### Exercise description
Write out, please, the line containing "Serialize everything readable" together with all lines after it, up to and including the last one, with no other output.

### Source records
***
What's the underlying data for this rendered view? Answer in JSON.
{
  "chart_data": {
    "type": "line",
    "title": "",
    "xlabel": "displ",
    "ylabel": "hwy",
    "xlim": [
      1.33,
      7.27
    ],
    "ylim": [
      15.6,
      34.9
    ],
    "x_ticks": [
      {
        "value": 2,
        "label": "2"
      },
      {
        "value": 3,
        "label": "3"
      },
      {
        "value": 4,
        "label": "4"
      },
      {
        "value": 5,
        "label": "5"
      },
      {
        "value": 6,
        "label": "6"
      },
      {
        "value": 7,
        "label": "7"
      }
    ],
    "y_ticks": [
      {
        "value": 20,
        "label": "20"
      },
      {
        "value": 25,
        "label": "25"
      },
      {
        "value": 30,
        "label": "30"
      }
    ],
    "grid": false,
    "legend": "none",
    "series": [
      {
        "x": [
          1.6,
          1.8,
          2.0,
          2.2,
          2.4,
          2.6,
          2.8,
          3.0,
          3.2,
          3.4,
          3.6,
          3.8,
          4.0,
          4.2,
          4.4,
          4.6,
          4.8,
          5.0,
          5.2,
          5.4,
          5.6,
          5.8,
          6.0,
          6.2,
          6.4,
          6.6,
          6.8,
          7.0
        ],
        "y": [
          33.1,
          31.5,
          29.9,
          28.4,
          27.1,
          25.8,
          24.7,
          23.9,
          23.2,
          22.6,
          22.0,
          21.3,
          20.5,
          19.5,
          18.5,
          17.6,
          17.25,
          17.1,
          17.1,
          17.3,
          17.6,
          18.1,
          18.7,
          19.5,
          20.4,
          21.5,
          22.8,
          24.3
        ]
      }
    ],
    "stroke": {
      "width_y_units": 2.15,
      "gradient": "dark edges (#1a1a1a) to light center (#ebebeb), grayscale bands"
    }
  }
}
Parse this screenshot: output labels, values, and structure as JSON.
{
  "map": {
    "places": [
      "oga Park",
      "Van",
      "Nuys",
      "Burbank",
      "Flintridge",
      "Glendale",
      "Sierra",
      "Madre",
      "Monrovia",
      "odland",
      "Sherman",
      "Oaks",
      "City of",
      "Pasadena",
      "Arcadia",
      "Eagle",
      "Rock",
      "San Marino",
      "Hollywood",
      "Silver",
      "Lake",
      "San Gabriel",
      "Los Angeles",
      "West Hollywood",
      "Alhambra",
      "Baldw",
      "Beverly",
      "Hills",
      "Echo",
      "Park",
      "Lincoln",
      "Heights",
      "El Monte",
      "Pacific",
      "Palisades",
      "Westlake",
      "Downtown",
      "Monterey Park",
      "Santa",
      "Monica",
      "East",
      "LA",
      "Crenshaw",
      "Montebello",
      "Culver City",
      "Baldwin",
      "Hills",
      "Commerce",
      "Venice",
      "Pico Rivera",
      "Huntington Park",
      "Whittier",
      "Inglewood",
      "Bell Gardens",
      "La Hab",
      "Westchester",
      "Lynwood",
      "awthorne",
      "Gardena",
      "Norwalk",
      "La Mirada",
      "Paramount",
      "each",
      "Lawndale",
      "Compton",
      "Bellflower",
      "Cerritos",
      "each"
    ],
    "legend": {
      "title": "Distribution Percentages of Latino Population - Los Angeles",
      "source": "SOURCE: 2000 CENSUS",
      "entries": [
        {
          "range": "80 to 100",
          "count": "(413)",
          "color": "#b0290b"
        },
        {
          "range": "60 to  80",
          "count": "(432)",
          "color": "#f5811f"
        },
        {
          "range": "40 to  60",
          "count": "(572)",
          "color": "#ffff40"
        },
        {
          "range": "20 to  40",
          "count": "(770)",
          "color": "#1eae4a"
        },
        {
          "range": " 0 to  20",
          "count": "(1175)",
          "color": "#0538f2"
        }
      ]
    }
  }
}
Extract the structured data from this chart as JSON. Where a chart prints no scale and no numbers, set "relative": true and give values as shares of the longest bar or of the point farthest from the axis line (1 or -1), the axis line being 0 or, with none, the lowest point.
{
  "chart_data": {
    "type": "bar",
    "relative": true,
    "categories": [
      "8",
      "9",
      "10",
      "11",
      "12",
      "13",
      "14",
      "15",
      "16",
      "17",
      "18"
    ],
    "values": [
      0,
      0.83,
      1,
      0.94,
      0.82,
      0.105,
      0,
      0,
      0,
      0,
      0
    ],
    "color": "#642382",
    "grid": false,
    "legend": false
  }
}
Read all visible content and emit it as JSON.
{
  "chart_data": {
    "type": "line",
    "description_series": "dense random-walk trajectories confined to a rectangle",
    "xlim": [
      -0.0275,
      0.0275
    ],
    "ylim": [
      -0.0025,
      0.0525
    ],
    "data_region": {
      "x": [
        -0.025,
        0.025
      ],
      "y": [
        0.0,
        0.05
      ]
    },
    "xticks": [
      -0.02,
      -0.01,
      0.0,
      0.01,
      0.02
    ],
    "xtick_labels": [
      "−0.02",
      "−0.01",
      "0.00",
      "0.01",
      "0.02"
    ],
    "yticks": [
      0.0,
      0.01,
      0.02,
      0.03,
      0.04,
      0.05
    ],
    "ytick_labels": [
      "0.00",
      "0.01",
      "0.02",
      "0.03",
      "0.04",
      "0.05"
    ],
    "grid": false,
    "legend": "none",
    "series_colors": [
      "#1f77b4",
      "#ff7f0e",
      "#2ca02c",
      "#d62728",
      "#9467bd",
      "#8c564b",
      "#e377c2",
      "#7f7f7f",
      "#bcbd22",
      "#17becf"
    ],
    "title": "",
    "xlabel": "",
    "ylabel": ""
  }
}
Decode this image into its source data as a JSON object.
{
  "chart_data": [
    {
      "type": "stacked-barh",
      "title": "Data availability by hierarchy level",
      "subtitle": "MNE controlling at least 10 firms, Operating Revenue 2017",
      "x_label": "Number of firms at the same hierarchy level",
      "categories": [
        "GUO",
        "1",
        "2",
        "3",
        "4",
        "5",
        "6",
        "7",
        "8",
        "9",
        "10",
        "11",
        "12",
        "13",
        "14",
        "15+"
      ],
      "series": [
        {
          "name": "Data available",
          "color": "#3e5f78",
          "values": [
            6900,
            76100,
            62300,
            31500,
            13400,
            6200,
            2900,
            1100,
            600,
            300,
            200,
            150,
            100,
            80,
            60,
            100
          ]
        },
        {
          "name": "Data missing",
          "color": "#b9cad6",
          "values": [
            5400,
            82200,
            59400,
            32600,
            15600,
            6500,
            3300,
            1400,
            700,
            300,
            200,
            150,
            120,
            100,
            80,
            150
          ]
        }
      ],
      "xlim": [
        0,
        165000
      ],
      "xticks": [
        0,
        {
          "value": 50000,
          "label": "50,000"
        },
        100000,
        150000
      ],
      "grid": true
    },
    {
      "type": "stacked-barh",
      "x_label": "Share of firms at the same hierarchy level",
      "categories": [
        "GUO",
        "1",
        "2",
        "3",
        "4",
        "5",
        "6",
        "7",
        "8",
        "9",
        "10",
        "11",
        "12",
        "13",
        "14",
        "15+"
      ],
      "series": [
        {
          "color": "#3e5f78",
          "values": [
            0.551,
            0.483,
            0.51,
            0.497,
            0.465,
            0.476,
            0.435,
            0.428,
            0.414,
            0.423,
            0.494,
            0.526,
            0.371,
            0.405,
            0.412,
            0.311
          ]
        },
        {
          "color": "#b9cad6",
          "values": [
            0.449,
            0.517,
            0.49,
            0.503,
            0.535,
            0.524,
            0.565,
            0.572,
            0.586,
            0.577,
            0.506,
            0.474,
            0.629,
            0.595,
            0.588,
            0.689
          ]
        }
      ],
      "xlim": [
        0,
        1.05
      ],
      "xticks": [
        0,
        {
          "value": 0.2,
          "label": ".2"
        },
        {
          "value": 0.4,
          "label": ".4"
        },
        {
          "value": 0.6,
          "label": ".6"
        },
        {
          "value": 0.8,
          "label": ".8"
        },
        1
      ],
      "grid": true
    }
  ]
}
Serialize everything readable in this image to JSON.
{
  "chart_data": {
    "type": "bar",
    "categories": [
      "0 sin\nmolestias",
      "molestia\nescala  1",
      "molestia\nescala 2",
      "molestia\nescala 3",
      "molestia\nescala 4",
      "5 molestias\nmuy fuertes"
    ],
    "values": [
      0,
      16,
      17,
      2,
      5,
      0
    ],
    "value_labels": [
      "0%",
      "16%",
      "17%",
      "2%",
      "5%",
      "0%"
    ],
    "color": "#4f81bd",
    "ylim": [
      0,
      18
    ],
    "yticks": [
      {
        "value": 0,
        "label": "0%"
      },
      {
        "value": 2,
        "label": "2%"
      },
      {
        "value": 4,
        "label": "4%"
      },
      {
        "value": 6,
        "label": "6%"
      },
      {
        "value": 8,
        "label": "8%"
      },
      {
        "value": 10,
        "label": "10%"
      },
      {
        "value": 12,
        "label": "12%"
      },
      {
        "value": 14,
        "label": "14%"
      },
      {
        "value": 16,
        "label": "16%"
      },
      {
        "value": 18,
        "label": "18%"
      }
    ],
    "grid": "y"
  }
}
***
### The result
Serialize everything readable in this image to JSON.
{
  "chart_data": {
    "type": "bar",
    "categories": [
      "0 sin\nmolestias",
      "molestia\nescala  1",
      "molestia\nescala 2",
      "molestia\nescala 3",
      "molestia\nescala 4",
      "5 molestias\nmuy fuertes"
    ],
    "values": [
      0,
      16,
      17,
      2,
      5,
      0
    ],
    "value_labels": [
      "0%",
      "16%",
      "17%",
      "2%",
      "5%",
      "0%"
    ],
    "color": "#4f81bd",
    "ylim": [
      0,
      18
    ],
    "yticks": [
      {
        "value": 0,
        "label": "0%"
      },
      {
        "value": 2,
        "label": "2%"
      },
      {
        "value": 4,
        "label": "4%"
      },
      {
        "value": 6,
        "label": "6%"
      },
      {
        "value": 8,
        "label": "8%"
      },
      {
        "value": 10,
        "label": "10%"
      },
      {
        "value": 12,
        "label": "12%"
      },
      {
        "value": 14,
        "label": "14%"
      },
      {
        "value": 16,
        "label": "16%"
      },
      {
        "value": 18,
        "label": "18%"
      }
    ],
    "grid": "y"
  }
}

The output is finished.